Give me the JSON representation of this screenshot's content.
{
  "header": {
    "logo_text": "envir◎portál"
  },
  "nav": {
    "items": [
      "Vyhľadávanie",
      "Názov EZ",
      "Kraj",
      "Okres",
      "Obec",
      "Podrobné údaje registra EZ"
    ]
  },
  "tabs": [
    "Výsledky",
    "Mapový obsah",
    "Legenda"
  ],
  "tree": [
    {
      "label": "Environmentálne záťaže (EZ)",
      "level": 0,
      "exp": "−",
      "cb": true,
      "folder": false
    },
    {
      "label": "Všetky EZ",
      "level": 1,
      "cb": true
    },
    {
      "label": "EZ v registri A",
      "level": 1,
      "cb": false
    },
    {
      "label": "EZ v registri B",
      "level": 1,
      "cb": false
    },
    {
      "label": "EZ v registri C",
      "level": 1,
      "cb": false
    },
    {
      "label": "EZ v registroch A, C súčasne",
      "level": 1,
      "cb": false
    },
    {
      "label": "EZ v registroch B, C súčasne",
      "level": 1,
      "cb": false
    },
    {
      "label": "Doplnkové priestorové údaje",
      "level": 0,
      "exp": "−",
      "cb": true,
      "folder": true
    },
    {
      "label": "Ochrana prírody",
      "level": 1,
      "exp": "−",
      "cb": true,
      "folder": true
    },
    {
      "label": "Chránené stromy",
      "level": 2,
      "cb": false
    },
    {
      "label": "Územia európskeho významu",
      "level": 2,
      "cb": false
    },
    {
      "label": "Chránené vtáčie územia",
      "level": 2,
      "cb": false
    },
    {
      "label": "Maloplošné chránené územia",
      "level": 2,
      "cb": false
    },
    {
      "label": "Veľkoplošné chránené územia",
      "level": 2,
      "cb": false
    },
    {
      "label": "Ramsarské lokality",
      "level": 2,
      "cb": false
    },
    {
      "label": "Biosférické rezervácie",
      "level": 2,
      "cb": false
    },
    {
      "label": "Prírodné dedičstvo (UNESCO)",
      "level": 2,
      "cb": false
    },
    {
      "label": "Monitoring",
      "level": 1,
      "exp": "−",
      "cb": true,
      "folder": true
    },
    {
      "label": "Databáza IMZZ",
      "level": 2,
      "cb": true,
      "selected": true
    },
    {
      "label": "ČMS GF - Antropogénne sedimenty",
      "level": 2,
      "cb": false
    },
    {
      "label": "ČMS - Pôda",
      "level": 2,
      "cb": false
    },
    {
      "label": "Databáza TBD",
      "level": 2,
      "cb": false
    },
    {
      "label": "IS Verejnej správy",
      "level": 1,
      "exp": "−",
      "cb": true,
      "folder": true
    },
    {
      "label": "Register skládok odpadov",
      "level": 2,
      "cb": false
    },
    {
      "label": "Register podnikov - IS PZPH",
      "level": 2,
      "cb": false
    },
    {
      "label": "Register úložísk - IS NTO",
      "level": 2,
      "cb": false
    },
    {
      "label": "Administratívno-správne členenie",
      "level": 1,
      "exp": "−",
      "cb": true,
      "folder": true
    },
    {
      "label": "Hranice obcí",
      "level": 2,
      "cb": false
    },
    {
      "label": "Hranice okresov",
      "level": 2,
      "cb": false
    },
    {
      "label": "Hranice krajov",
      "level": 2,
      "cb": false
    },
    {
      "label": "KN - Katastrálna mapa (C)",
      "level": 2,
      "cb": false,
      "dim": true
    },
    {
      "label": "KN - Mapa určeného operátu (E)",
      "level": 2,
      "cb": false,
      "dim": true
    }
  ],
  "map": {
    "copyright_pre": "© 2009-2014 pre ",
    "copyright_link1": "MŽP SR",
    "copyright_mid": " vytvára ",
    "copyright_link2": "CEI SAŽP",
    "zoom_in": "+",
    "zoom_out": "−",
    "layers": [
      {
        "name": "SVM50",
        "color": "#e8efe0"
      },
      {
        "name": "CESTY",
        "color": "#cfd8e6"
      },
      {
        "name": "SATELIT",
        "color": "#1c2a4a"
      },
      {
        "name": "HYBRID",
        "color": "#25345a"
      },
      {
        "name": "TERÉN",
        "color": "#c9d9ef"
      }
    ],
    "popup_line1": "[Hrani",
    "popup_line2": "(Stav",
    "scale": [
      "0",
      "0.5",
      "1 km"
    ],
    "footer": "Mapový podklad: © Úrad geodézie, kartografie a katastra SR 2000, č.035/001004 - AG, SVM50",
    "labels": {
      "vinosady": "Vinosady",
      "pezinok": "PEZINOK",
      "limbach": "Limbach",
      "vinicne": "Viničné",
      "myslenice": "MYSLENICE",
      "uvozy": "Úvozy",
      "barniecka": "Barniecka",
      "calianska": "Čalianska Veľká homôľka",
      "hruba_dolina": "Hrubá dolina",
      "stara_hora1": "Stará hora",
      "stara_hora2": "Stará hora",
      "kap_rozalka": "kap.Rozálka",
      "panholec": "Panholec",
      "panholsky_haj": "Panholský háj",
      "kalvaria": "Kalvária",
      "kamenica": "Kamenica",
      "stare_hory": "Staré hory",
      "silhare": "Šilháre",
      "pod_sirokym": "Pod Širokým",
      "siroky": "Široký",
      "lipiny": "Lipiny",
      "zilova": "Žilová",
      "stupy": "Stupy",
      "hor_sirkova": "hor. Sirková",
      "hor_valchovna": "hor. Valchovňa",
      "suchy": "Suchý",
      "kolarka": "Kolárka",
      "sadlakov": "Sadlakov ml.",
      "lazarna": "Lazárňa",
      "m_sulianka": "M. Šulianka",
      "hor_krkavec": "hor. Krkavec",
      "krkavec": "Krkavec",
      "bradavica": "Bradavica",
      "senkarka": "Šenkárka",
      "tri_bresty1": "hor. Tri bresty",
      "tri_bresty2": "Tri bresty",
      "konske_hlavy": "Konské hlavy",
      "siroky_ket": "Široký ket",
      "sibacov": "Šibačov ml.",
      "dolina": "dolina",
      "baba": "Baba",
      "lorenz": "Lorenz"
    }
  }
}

# # # #

:: Task to complete ::
Write out every entry above, word for word.

:: Full solution ::
Give me the JSON representation of this screenshot's content.
{
  "header": {
    "logo_text": "envir◎portál"
  },
  "nav": {
    "items": [
      "Vyhľadávanie",
      "Názov EZ",
      "Kraj",
      "Okres",
      "Obec",
      "Podrobné údaje registra EZ"
    ]
  },
  "tabs": [
    "Výsledky",
    "Mapový obsah",
    "Legenda"
  ],
  "tree": [
    {
      "label": "Environmentálne záťaže (EZ)",
      "level": 0,
      "exp": "−",
      "cb": true,
      "folder": false
    },
    {
      "label": "Všetky EZ",
      "level": 1,
      "cb": true
    },
    {
      "label": "EZ v registri A",
      "level": 1,
      "cb": false
    },
    {
      "label": "EZ v registri B",
      "level": 1,
      "cb": false
    },
    {
      "label": "EZ v registri C",
      "level": 1,
      "cb": false
    },
    {
      "label": "EZ v registroch A, C súčasne",
      "level": 1,
      "cb": false
    },
    {
      "label": "EZ v registroch B, C súčasne",
      "level": 1,
      "cb": false
    },
    {
      "label": "Doplnkové priestorové údaje",
      "level": 0,
      "exp": "−",
      "cb": true,
      "folder": true
    },
    {
      "label": "Ochrana prírody",
      "level": 1,
      "exp": "−",
      "cb": true,
      "folder": true
    },
    {
      "label": "Chránené stromy",
      "level": 2,
      "cb": false
    },
    {
      "label": "Územia európskeho významu",
      "level": 2,
      "cb": false
    },
    {
      "label": "Chránené vtáčie územia",
      "level": 2,
      "cb": false
    },
    {
      "label": "Maloplošné chránené územia",
      "level": 2,
      "cb": false
    },
    {
      "label": "Veľkoplošné chránené územia",
      "level": 2,
      "cb": false
    },
    {
      "label": "Ramsarské lokality",
      "level": 2,
      "cb": false
    },
    {
      "label": "Biosférické rezervácie",
      "level": 2,
      "cb": false
    },
    {
      "label": "Prírodné dedičstvo (UNESCO)",
      "level": 2,
      "cb": false
    },
    {
      "label": "Monitoring",
      "level": 1,
      "exp": "−",
      "cb": true,
      "folder": true
    },
    {
      "label": "Databáza IMZZ",
      "level": 2,
      "cb": true,
      "selected": true
    },
    {
      "label": "ČMS GF - Antropogénne sedimenty",
      "level": 2,
      "cb": false
    },
    {
      "label": "ČMS - Pôda",
      "level": 2,
      "cb": false
    },
    {
      "label": "Databáza TBD",
      "level": 2,
      "cb": false
    },
    {
      "label": "IS Verejnej správy",
      "level": 1,
      "exp": "−",
      "cb": true,
      "folder": true
    },
    {
      "label": "Register skládok odpadov",
      "level": 2,
      "cb": false
    },
    {
      "label": "Register podnikov - IS PZPH",
      "level": 2,
      "cb": false
    },
    {
      "label": "Register úložísk - IS NTO",
      "level": 2,
      "cb": false
    },
    {
      "label": "Administratívno-správne členenie",
      "level": 1,
      "exp": "−",
      "cb": true,
      "folder": true
    },
    {
      "label": "Hranice obcí",
      "level": 2,
      "cb": false
    },
    {
      "label": "Hranice okresov",
      "level": 2,
      "cb": false
    },
    {
      "label": "Hranice krajov",
      "level": 2,
      "cb": false
    },
    {
      "label": "KN - Katastrálna mapa (C)",
      "level": 2,
      "cb": false,
      "dim": true
    },
    {
      "label": "KN - Mapa určeného operátu (E)",
      "level": 2,
      "cb": false,
      "dim": true
    }
  ],
  "map": {
    "copyright_pre": "© 2009-2014 pre ",
    "copyright_link1": "MŽP SR",
    "copyright_mid": " vytvára ",
    "copyright_link2": "CEI SAŽP",
    "zoom_in": "+",
    "zoom_out": "−",
    "layers": [
      {
        "name": "SVM50",
        "color": "#e8efe0"
      },
      {
        "name": "CESTY",
        "color": "#cfd8e6"
      },
      {
        "name": "SATELIT",
        "color": "#1c2a4a"
      },
      {
        "name": "HYBRID",
        "color": "#25345a"
      },
      {
        "name": "TERÉN",
        "color": "#c9d9ef"
      }
    ],
    "popup_line1": "[Hrani",
    "popup_line2": "(Stav",
    "scale": [
      "0",
      "0.5",
      "1 km"
    ],
    "footer": "Mapový podklad: © Úrad geodézie, kartografie a katastra SR 2000, č.035/001004 - AG, SVM50",
    "labels": {
      "vinosady": "Vinosady",
      "pezinok": "PEZINOK",
      "limbach": "Limbach",
      "vinicne": "Viničné",
      "myslenice": "MYSLENICE",
      "uvozy": "Úvozy",
      "barniecka": "Barniecka",
      "calianska": "Čalianska Veľká homôľka",
      "hruba_dolina": "Hrubá dolina",
      "stara_hora1": "Stará hora",
      "stara_hora2": "Stará hora",
      "kap_rozalka": "kap.Rozálka",
      "panholec": "Panholec",
      "panholsky_haj": "Panholský háj",
      "kalvaria": "Kalvária",
      "kamenica": "Kamenica",
      "stare_hory": "Staré hory",
      "silhare": "Šilháre",
      "pod_sirokym": "Pod Širokým",
      "siroky": "Široký",
      "lipiny": "Lipiny",
      "zilova": "Žilová",
      "stupy": "Stupy",
      "hor_sirkova": "hor. Sirková",
      "hor_valchovna": "hor. Valchovňa",
      "suchy": "Suchý",
      "kolarka": "Kolárka",
      "sadlakov": "Sadlakov ml.",
      "lazarna": "Lazárňa",
      "m_sulianka": "M. Šulianka",
      "hor_krkavec": "hor. Krkavec",
      "krkavec": "Krkavec",
      "bradavica": "Bradavica",
      "senkarka": "Šenkárka",
      "tri_bresty1": "hor. Tri bresty",
      "tri_bresty2": "Tri bresty",
      "konske_hlavy": "Konské hlavy",
      "siroky_ket": "Široký ket",
      "sibacov": "Šibačov ml.",
      "dolina": "dolina",
      "baba": "Baba",
      "lorenz": "Lorenz"
    }
  }
}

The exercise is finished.